**The task:**
Set down the material once more, exactly as it appears.

═══

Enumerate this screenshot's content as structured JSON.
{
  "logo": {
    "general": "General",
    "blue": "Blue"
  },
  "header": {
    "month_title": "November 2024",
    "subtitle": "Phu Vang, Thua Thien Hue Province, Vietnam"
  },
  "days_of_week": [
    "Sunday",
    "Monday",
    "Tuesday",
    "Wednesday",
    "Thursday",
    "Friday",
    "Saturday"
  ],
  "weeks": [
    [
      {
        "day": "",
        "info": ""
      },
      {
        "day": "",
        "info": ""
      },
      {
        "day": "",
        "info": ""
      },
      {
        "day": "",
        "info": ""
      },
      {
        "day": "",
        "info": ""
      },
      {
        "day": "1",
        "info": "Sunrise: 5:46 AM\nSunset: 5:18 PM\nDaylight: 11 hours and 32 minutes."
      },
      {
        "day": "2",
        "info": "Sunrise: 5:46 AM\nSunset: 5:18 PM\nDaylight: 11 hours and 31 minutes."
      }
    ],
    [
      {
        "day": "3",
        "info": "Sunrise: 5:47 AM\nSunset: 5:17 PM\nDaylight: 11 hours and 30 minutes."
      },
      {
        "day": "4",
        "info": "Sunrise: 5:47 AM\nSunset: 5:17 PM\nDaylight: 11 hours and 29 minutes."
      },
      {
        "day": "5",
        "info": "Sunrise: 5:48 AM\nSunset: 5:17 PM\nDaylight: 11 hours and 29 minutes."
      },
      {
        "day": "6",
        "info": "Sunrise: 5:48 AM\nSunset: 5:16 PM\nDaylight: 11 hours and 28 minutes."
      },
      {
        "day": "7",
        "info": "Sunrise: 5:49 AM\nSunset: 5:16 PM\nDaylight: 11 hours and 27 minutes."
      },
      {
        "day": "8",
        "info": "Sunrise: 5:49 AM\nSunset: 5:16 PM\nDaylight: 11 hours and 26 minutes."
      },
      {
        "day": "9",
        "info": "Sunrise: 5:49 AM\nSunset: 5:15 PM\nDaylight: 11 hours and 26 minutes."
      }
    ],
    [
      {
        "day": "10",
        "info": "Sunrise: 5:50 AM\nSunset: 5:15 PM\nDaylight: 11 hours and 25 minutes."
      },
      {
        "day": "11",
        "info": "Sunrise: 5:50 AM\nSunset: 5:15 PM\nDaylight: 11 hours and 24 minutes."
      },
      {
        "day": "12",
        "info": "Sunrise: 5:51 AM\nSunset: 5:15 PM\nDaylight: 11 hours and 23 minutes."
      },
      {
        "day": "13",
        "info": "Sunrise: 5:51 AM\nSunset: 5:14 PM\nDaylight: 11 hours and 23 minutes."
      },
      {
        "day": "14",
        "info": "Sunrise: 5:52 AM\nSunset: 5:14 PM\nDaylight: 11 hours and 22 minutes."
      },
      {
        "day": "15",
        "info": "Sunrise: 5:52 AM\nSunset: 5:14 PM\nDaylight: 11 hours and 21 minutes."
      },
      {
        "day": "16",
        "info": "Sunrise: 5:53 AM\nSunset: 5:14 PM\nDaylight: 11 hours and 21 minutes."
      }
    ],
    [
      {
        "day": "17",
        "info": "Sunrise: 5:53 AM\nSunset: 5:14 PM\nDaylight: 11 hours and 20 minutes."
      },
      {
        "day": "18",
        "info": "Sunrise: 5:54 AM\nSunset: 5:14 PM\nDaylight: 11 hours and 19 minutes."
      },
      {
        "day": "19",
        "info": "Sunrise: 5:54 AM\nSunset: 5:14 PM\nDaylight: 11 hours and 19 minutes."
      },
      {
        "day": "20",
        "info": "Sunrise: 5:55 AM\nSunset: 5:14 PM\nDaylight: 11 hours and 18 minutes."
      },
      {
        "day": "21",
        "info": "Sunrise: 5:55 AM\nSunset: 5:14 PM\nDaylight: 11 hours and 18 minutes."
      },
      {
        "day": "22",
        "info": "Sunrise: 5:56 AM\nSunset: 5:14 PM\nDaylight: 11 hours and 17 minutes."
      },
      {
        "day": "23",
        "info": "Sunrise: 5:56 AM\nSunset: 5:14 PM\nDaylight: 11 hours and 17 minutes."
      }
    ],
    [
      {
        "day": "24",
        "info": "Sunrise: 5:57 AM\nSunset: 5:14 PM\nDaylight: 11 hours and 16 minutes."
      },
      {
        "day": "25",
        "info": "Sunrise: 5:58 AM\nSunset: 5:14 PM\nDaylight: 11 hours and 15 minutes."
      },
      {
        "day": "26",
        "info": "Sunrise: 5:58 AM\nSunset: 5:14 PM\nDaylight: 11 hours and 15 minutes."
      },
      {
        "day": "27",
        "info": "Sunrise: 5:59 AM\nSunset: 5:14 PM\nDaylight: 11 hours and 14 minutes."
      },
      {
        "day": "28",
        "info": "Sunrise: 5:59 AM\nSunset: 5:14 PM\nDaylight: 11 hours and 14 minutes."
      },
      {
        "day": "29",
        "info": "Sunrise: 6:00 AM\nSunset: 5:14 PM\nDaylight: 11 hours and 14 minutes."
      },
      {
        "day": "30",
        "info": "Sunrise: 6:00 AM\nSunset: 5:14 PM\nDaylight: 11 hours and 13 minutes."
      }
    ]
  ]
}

═══

**Full answer:**
Enumerate this screenshot's content as structured JSON.
{
  "logo": {
    "general": "General",
    "blue": "Blue"
  },
  "header": {
    "month_title": "November 2024",
    "subtitle": "Phu Vang, Thua Thien Hue Province, Vietnam"
  },
  "days_of_week": [
    "Sunday",
    "Monday",
    "Tuesday",
    "Wednesday",
    "Thursday",
    "Friday",
    "Saturday"
  ],
  "weeks": [
    [
      {
        "day": "",
        "info": ""
      },
      {
        "day": "",
        "info": ""
      },
      {
        "day": "",
        "info": ""
      },
      {
        "day": "",
        "info": ""
      },
      {
        "day": "",
        "info": ""
      },
      {
        "day": "1",
        "info": "Sunrise: 5:46 AM\nSunset: 5:18 PM\nDaylight: 11 hours and 32 minutes."
      },
      {
        "day": "2",
        "info": "Sunrise: 5:46 AM\nSunset: 5:18 PM\nDaylight: 11 hours and 31 minutes."
      }
    ],
    [
      {
        "day": "3",
        "info": "Sunrise: 5:47 AM\nSunset: 5:17 PM\nDaylight: 11 hours and 30 minutes."
      },
      {
        "day": "4",
        "info": "Sunrise: 5:47 AM\nSunset: 5:17 PM\nDaylight: 11 hours and 29 minutes."
      },
      {
        "day": "5",
        "info": "Sunrise: 5:48 AM\nSunset: 5:17 PM\nDaylight: 11 hours and 29 minutes."
      },
      {
        "day": "6",
        "info": "Sunrise: 5:48 AM\nSunset: 5:16 PM\nDaylight: 11 hours and 28 minutes."
      },
      {
        "day": "7",
        "info": "Sunrise: 5:49 AM\nSunset: 5:16 PM\nDaylight: 11 hours and 27 minutes."
      },
      {
        "day": "8",
        "info": "Sunrise: 5:49 AM\nSunset: 5:16 PM\nDaylight: 11 hours and 26 minutes."
      },
      {
        "day": "9",
        "info": "Sunrise: 5:49 AM\nSunset: 5:15 PM\nDaylight: 11 hours and 26 minutes."
      }
    ],
    [
      {
        "day": "10",
        "info": "Sunrise: 5:50 AM\nSunset: 5:15 PM\nDaylight: 11 hours and 25 minutes."
      },
      {
        "day": "11",
        "info": "Sunrise: 5:50 AM\nSunset: 5:15 PM\nDaylight: 11 hours and 24 minutes."
      },
      {
        "day": "12",
        "info": "Sunrise: 5:51 AM\nSunset: 5:15 PM\nDaylight: 11 hours and 23 minutes."
      },
      {
        "day": "13",
        "info": "Sunrise: 5:51 AM\nSunset: 5:14 PM\nDaylight: 11 hours and 23 minutes."
      },
      {
        "day": "14",
        "info": "Sunrise: 5:52 AM\nSunset: 5:14 PM\nDaylight: 11 hours and 22 minutes."
      },
      {
        "day": "15",
        "info": "Sunrise: 5:52 AM\nSunset: 5:14 PM\nDaylight: 11 hours and 21 minutes."
      },
      {
        "day": "16",
        "info": "Sunrise: 5:53 AM\nSunset: 5:14 PM\nDaylight: 11 hours and 21 minutes."
      }
    ],
    [
      {
        "day": "17",
        "info": "Sunrise: 5:53 AM\nSunset: 5:14 PM\nDaylight: 11 hours and 20 minutes."
      },
      {
        "day": "18",
        "info": "Sunrise: 5:54 AM\nSunset: 5:14 PM\nDaylight: 11 hours and 19 minutes."
      },
      {
        "day": "19",
        "info": "Sunrise: 5:54 AM\nSunset: 5:14 PM\nDaylight: 11 hours and 19 minutes."
      },
      {
        "day": "20",
        "info": "Sunrise: 5:55 AM\nSunset: 5:14 PM\nDaylight: 11 hours and 18 minutes."
      },
      {
        "day": "21",
        "info": "Sunrise: 5:55 AM\nSunset: 5:14 PM\nDaylight: 11 hours and 18 minutes."
      },
      {
        "day": "22",
        "info": "Sunrise: 5:56 AM\nSunset: 5:14 PM\nDaylight: 11 hours and 17 minutes."
      },
      {
        "day": "23",
        "info": "Sunrise: 5:56 AM\nSunset: 5:14 PM\nDaylight: 11 hours and 17 minutes."
      }
    ],
    [
      {
        "day": "24",
        "info": "Sunrise: 5:57 AM\nSunset: 5:14 PM\nDaylight: 11 hours and 16 minutes."
      },
      {
        "day": "25",
        "info": "Sunrise: 5:58 AM\nSunset: 5:14 PM\nDaylight: 11 hours and 15 minutes."
      },
      {
        "day": "26",
        "info": "Sunrise: 5:58 AM\nSunset: 5:14 PM\nDaylight: 11 hours and 15 minutes."
      },
      {
        "day": "27",
        "info": "Sunrise: 5:59 AM\nSunset: 5:14 PM\nDaylight: 11 hours and 14 minutes."
      },
      {
        "day": "28",
        "info": "Sunrise: 5:59 AM\nSunset: 5:14 PM\nDaylight: 11 hours and 14 minutes."
      },
      {
        "day": "29",
        "info": "Sunrise: 6:00 AM\nSunset: 5:14 PM\nDaylight: 11 hours and 14 minutes."
      },
      {
        "day": "30",
        "info": "Sunrise: 6:00 AM\nSunset: 5:14 PM\nDaylight: 11 hours and 13 minutes."
      }
    ]
  ]
}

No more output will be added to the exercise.